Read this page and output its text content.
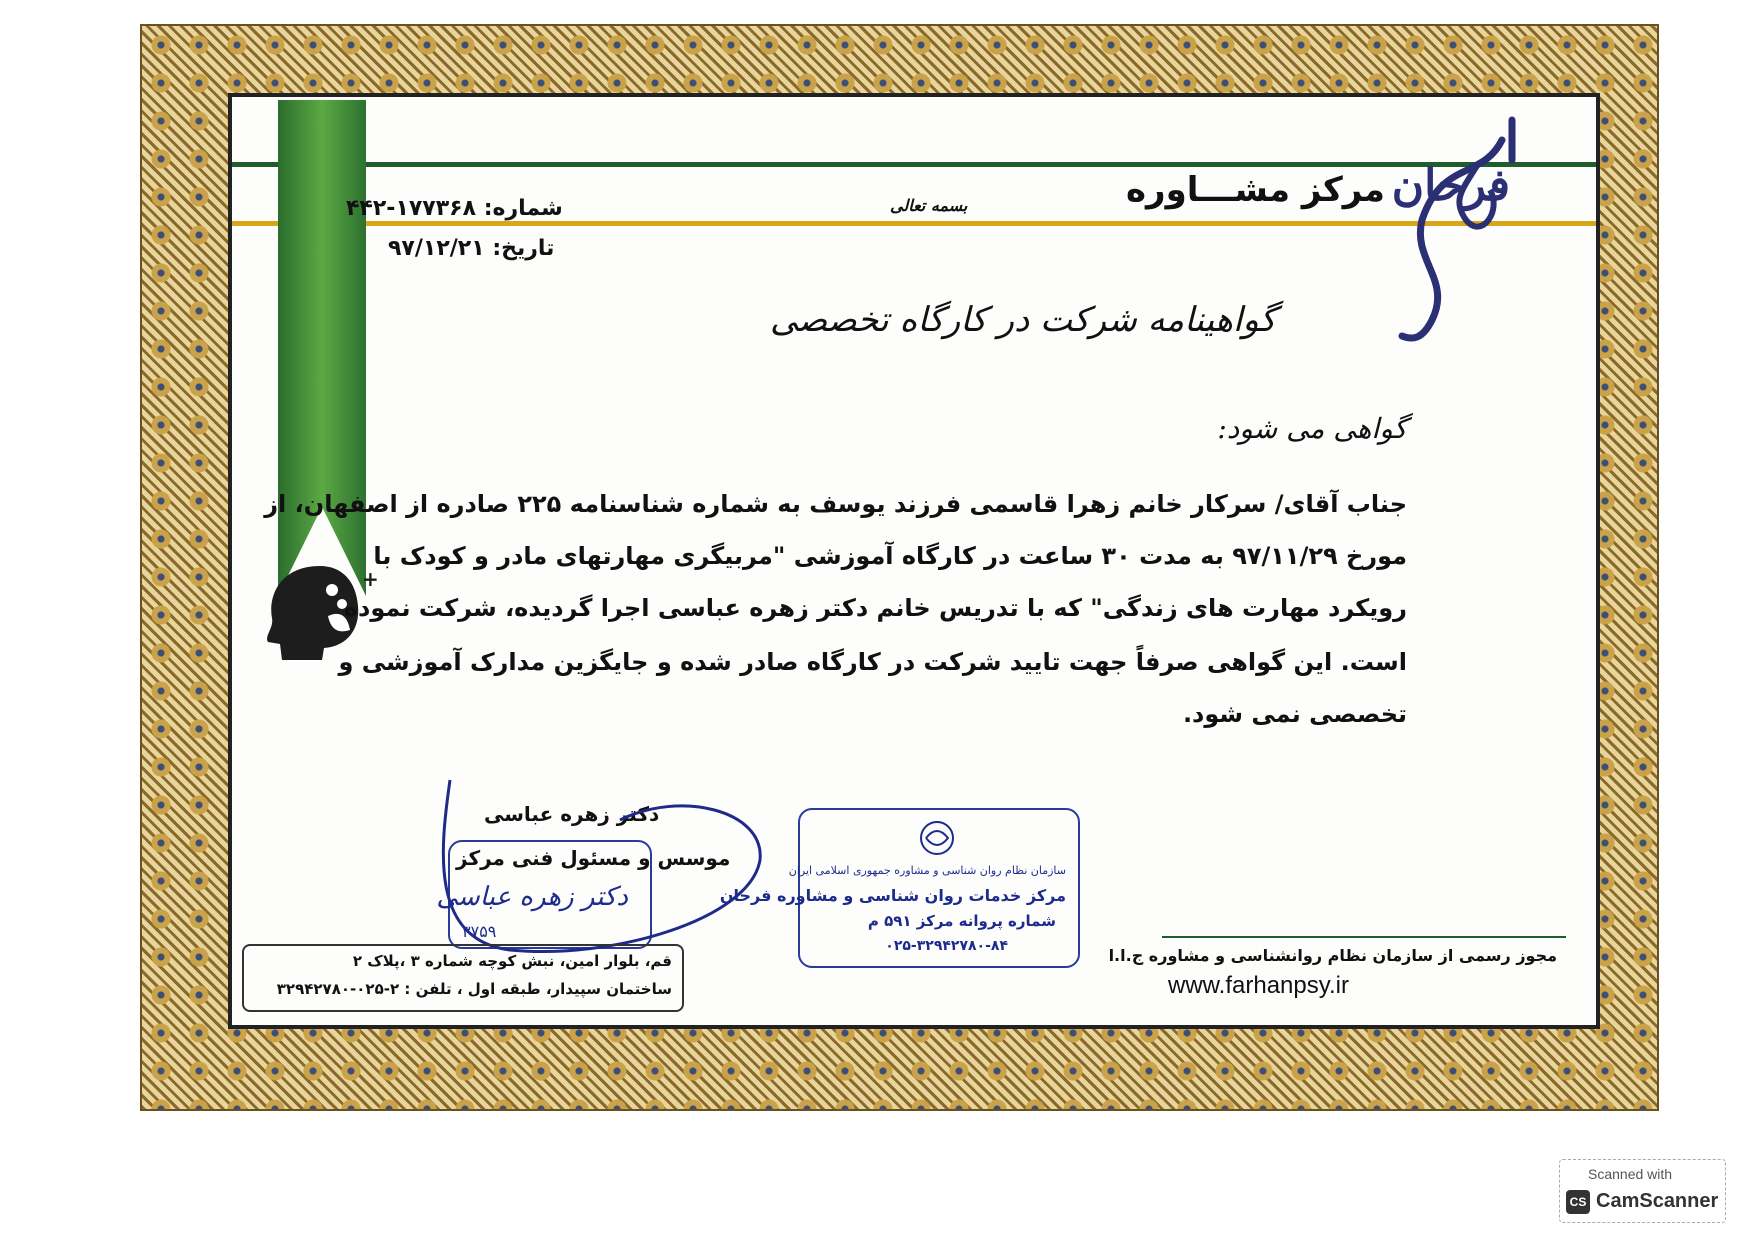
+
فرحان
مرکز مشـــاوره
بسمه تعالی
شماره: ۱۷۷۳۶۸-۴۴۲
تاریخ: ۹۷/۱۲/۲۱
گواهینامه شرکت در کارگاه تخصصی
گواهی می شود:
جناب آقای/ سرکار خانم زهرا قاسمی فرزند یوسف به شماره شناسنامه ۲۲۵ صادره از اصفهان، از
مورخ ۹۷/۱۱/۲۹ به مدت ۳۰ ساعت در کارگاه آموزشی "مربیگری مهارتهای مادر و کودک با
رویکرد مهارت های زندگی" که با تدریس خانم دکتر زهره عباسی اجرا گردیده، شرکت نموده
است. این گواهی صرفاً جهت تایید شرکت در کارگاه صادر شده و جایگزین مدارک آموزشی و
تخصصی نمی شود.
دکتر زهره عباسی
موسس و مسئول فنی مرکز
دکتر زهره عباسی
۳۷۵۹
سازمان نظام روان شناسی و مشاوره جمهوری اسلامی ایران
مرکز خدمات روان شناسی و مشاوره فرحان
شماره پروانه مرکز ۵۹۱ م
۰۲۵-۳۲۹۴۲۷۸۰-۸۴
قم، بلوار امین، نبش کوچه شماره ۳ ،پلاک ۲
ساختمان سپیدار، طبقه اول ، تلفن : ۲-۰۲۵-۳۲۹۴۲۷۸۰
مجوز رسمی از سازمان نظام روانشناسی و مشاوره ج.ا.ا
www.farhanpsy.ir
Scanned with
CS CamScanner
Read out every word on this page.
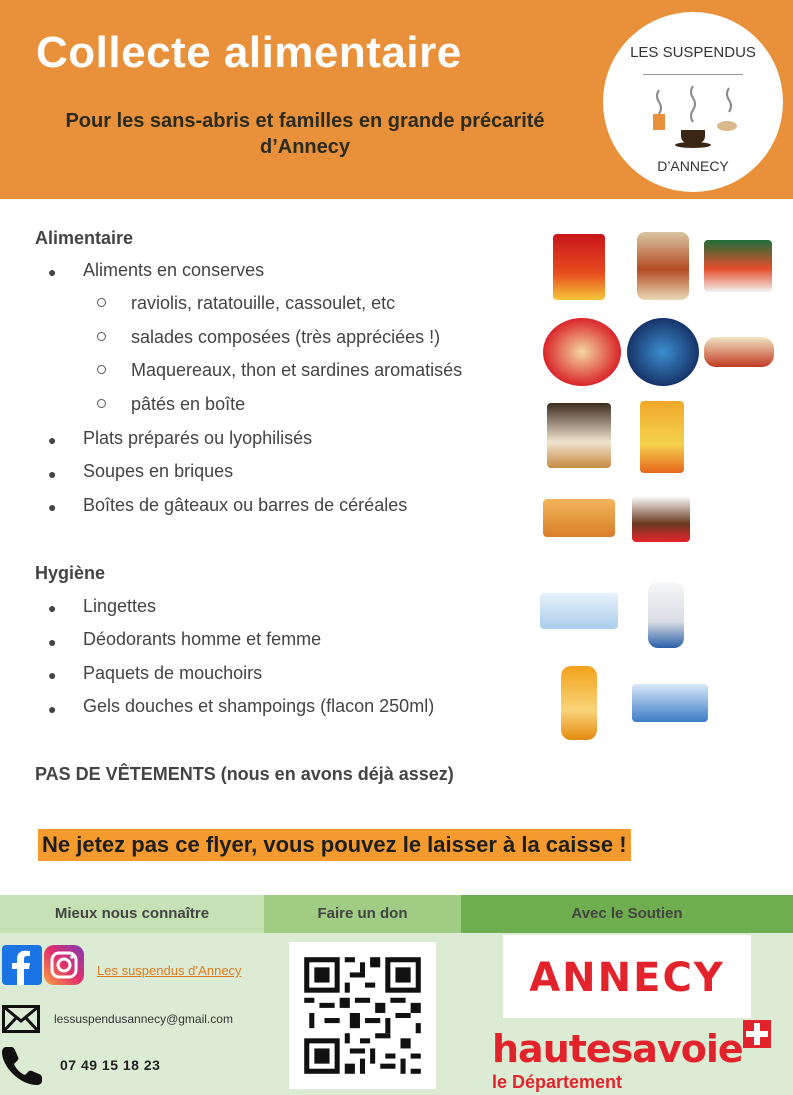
Collecte alimentaire
Pour les sans-abris et familles en grande précarité d’Annecy
LES SUSPENDUS
D’ANNECY
Alimentaire
● Aliments en conserves
raviolis, ratatouille, cassoulet, etc
salades composées (très appréciées !)
Maquereaux, thon et sardines aromatisés
pâtés en boîte
● Plats préparés ou lyophilisés
● Soupes en briques
● Boîtes de gâteaux ou barres de céréales
Hygiène
● Lingettes
● Déodorants homme et femme
● Paquets de mouchoirs
● Gels douches et shampoings (flacon 250ml)
PAS DE VÊTEMENTS (nous en avons déjà assez)
Ne jetez pas ce flyer, vous pouvez le laisser à la caisse !
Mieux nous connaître	Faire un don	Avec le Soutien
Les suspendus d’Annecy
lessuspendusannecy@gmail.com
07 49 15 18 23
ANNECY
hautesavoie
le Département
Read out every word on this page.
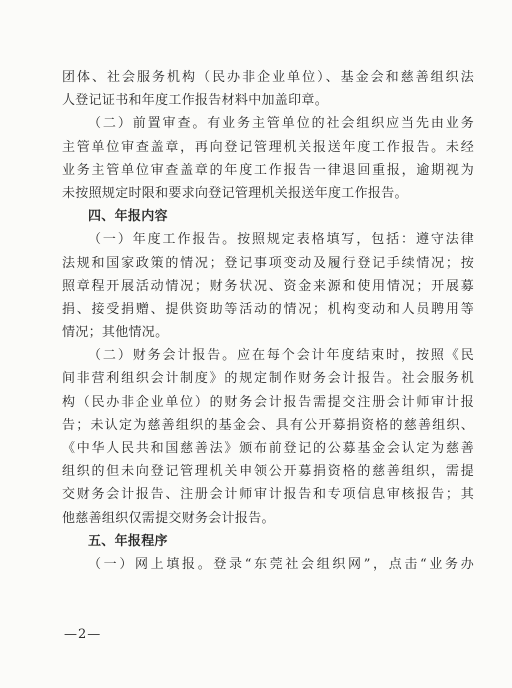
团体、社会服务机构（民办非企业单位）、基金会和慈善组织法
人登记证书和年度工作报告材料中加盖印章。
（二）前置审查。有业务主管单位的社会组织应当先由业务
主管单位审查盖章，再向登记管理机关报送年度工作报告。未经
业务主管单位审查盖章的年度工作报告一律退回重报，逾期视为
未按照规定时限和要求向登记管理机关报送年度工作报告。
四、年报内容
（一）年度工作报告。按照规定表格填写，包括：遵守法律
法规和国家政策的情况；登记事项变动及履行登记手续情况；按
照章程开展活动情况；财务状况、资金来源和使用情况；开展募
捐、接受捐赠、提供资助等活动的情况；机构变动和人员聘用等
情况；其他情况。
（二）财务会计报告。应在每个会计年度结束时，按照《民
间非营利组织会计制度》的规定制作财务会计报告。社会服务机
构（民办非企业单位）的财务会计报告需提交注册会计师审计报
告；未认定为慈善组织的基金会、具有公开募捐资格的慈善组织、
《中华人民共和国慈善法》颁布前登记的公募基金会认定为慈善
组织的但未向登记管理机关申领公开募捐资格的慈善组织，需提
交财务会计报告、注册会计师审计报告和专项信息审核报告；其
他慈善组织仅需提交财务会计报告。
五、年报程序
（一）网上填报。登录“东莞社会组织网”，点击“业务办
—2—
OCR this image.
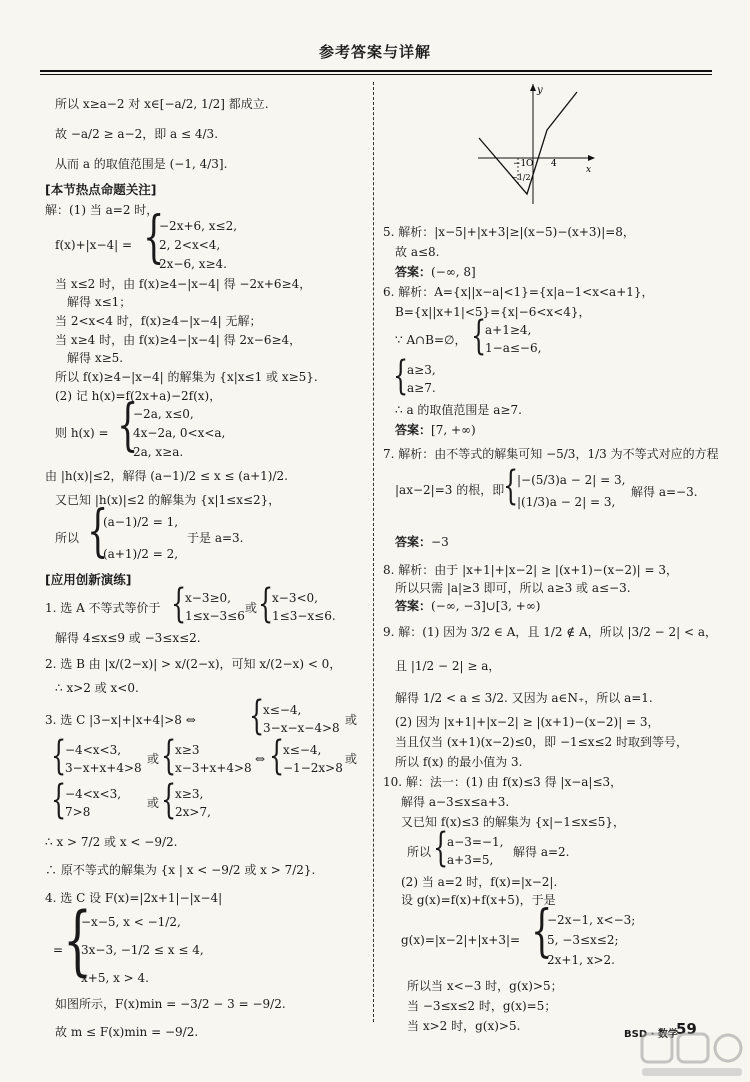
参考答案与详解
所以 x≥a−2 对 x∈[−a/2, 1/2] 都成立.
故 −a/2 ≥ a−2，即 a ≤ 4/3.
从而 a 的取值范围是 (−1, 4/3].
[本节热点命题关注]
解：(1) 当 a=2 时，
f(x)+|x−4| = {
−2x+6, x≤2,
2, 2<x<4,
2x−6, x≥4.
当 x≤2 时，由 f(x)≥4−|x−4| 得 −2x+6≥4，
解得 x≤1；
当 2<x<4 时，f(x)≥4−|x−4| 无解；
当 x≥4 时，由 f(x)≥4−|x−4| 得 2x−6≥4，
解得 x≥5.
所以 f(x)≥4−|x−4| 的解集为 {x|x≤1 或 x≥5}.
(2) 记 h(x)=f(2x+a)−2f(x)，
则 h(x) = {
−2a, x≤0,
4x−2a, 0<x<a,
2a, x≥a.
由 |h(x)|≤2，解得 (a−1)/2 ≤ x ≤ (a+1)/2.
又已知 |h(x)|≤2 的解集为 {x|1≤x≤2}，
所以 {
(a−1)/2 = 1,
(a+1)/2 = 2,
于是 a=3.
[应用创新演练]
1. 选 A 不等式等价于 {
x−3≥0,
1≤x−3≤6
或 {
x−3<0,
1≤3−x≤6.
解得 4≤x≤9 或 −3≤x≤2.
2. 选 B 由 |x/(2−x)| > x/(2−x)，可知 x/(2−x) < 0，
∴ x>2 或 x<0.
3. 选 C |3−x|+|x+4|>8 ⇔ {
x≤−4,
3−x−x−4>8
或
{
−4<x<3,
3−x+x+4>8
或 {
x≥3
x−3+x+4>8
⇔ {
x≤−4,
−1−2x>8
或
{
−4<x<3,
7>8
或 {
x≥3,
2x>7,
∴ x > 7/2 或 x < −9/2.
∴ 原不等式的解集为 {x | x < −9/2 或 x > 7/2}.
4. 选 C 设 F(x)=|2x+1|−|x−4|
= {
−x−5, x < −1/2,
3x−3, −1/2 ≤ x ≤ 4,
x+5, x > 4.
如图所示，F(x)min = −3/2 − 3 = −9/2.
故 m ≤ F(x)min = −9/2.
y
x
−1 O 4
−1/2
5. 解析：|x−5|+|x+3|≥|(x−5)−(x+3)|=8，
故 a≤8.
答案：(−∞, 8]
6. 解析：A={x||x−a|<1}={x|a−1<x<a+1}，
B={x||x+1|<5}={x|−6<x<4}，
∵ A∩B=∅， {
a+1≥4,
1−a≤−6,
{
a≥3,
a≥7.
∴ a 的取值范围是 a≥7.
答案：[7, +∞)
7. 解析：由不等式的解集可知 −5/3，1/3 为不等式对应的方程
|ax−2|=3 的根，即
{
|−(5/3)a − 2| = 3,
|(1/3)a − 2| = 3,
解得 a=−3.
答案：−3
8. 解析：由于 |x+1|+|x−2| ≥ |(x+1)−(x−2)| = 3，
所以只需 |a|≥3 即可，所以 a≥3 或 a≤−3.
答案：(−∞, −3]∪[3, +∞)
9. 解：(1) 因为 3/2 ∈ A，且 1/2 ∉ A，所以 |3/2 − 2| < a，
且 |1/2 − 2| ≥ a，
解得 1/2 < a ≤ 3/2. 又因为 a∈N₊，所以 a=1.
(2) 因为 |x+1|+|x−2| ≥ |(x+1)−(x−2)| = 3，
当且仅当 (x+1)(x−2)≤0，即 −1≤x≤2 时取到等号，
所以 f(x) 的最小值为 3.
10. 解：法一：(1) 由 f(x)≤3 得 |x−a|≤3，
解得 a−3≤x≤a+3.
又已知 f(x)≤3 的解集为 {x|−1≤x≤5}，
所以 {
a−3=−1,
a+3=5,
解得 a=2.
(2) 当 a=2 时，f(x)=|x−2|.
设 g(x)=f(x)+f(x+5)，于是
g(x)=|x−2|+|x+3|= {
−2x−1, x<−3;
5, −3≤x≤2;
2x+1, x>2.
所以当 x<−3 时，g(x)>5；
当 −3≤x≤2 时，g(x)=5；
当 x>2 时，g(x)>5.
BSD · 数学
59
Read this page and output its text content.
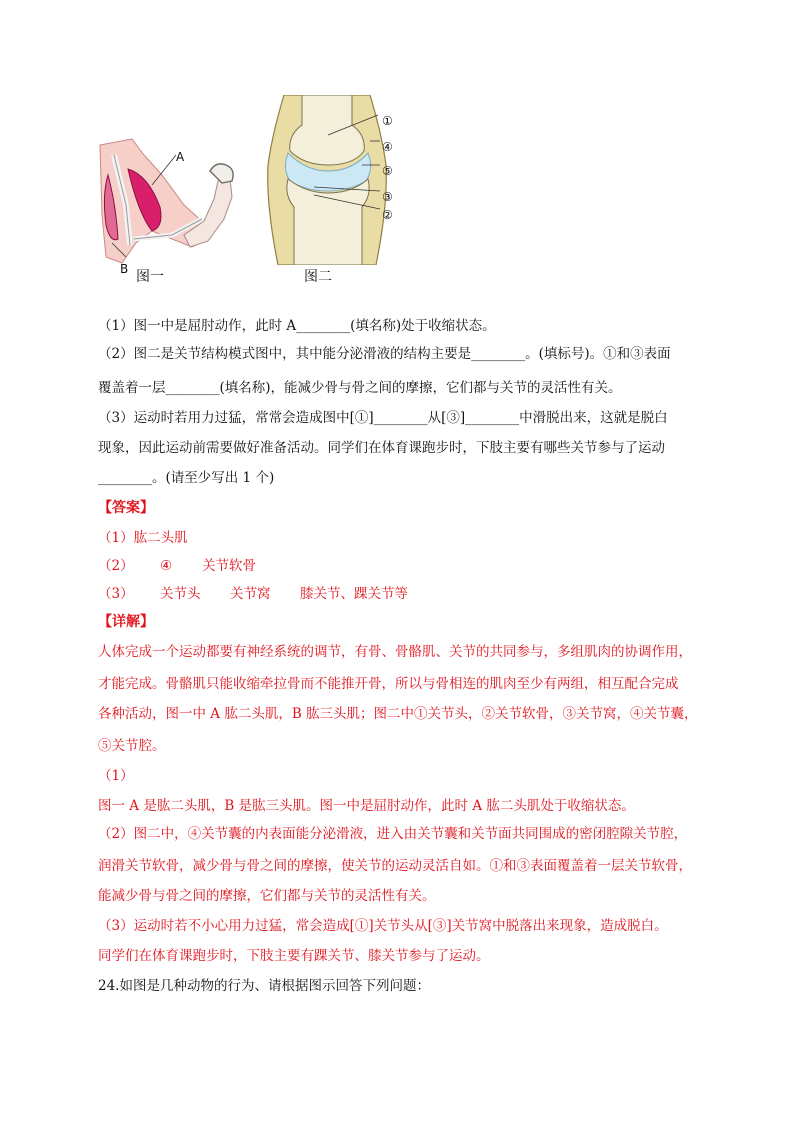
A
B 图一
①
④
⑤
③
②
图二
（1）图一中是屈肘动作，此时 A________(填名称)处于收缩状态。
（2）图二是关节结构模式图中，其中能分泌滑液的结构主要是________。(填标号)。①和③表面
覆盖着一层________(填名称)，能减少骨与骨之间的摩擦，它们都与关节的灵活性有关。
（3）运动时若用力过猛，常常会造成图中[①]________从[③]________中滑脱出来，这就是脱白
现象，因此运动前需要做好准备活动。同学们在体育课跑步时，下肢主要有哪些关节参与了运动
________。(请至少写出 1 个)
【答案】
（1）肱二头肌
（2） ④ 关节软骨
（3） 关节头 关节窝 膝关节、踝关节等
【详解】
人体完成一个运动都要有神经系统的调节，有骨、骨骼肌、关节的共同参与，多组肌肉的协调作用，
才能完成。骨骼肌只能收缩牵拉骨而不能推开骨，所以与骨相连的肌肉至少有两组，相互配合完成
各种活动，图一中 A 肱二头肌，B 肱三头肌；图二中①关节头，②关节软骨，③关节窝，④关节囊，
⑤关节腔。
（1）
图一 A 是肱二头肌，B 是肱三头肌。图一中是屈肘动作，此时 A 肱二头肌处于收缩状态。
（2）图二中，④关节囊的内表面能分泌滑液，进入由关节囊和关节面共同围成的密闭腔隙关节腔，
润滑关节软骨，减少骨与骨之间的摩擦，使关节的运动灵活自如。①和③表面覆盖着一层关节软骨，
能减少骨与骨之间的摩擦，它们都与关节的灵活性有关。
（3）运动时若不小心用力过猛，常会造成[①]关节头从[③]关节窝中脱落出来现象，造成脱白。
同学们在体育课跑步时，下肢主要有踝关节、膝关节参与了运动。
24.如图是几种动物的行为、请根据图示回答下列问题：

> Exercise: State the number of lines in this listing that contain the string "تخصصی", and add nothing else.

> Solution: 2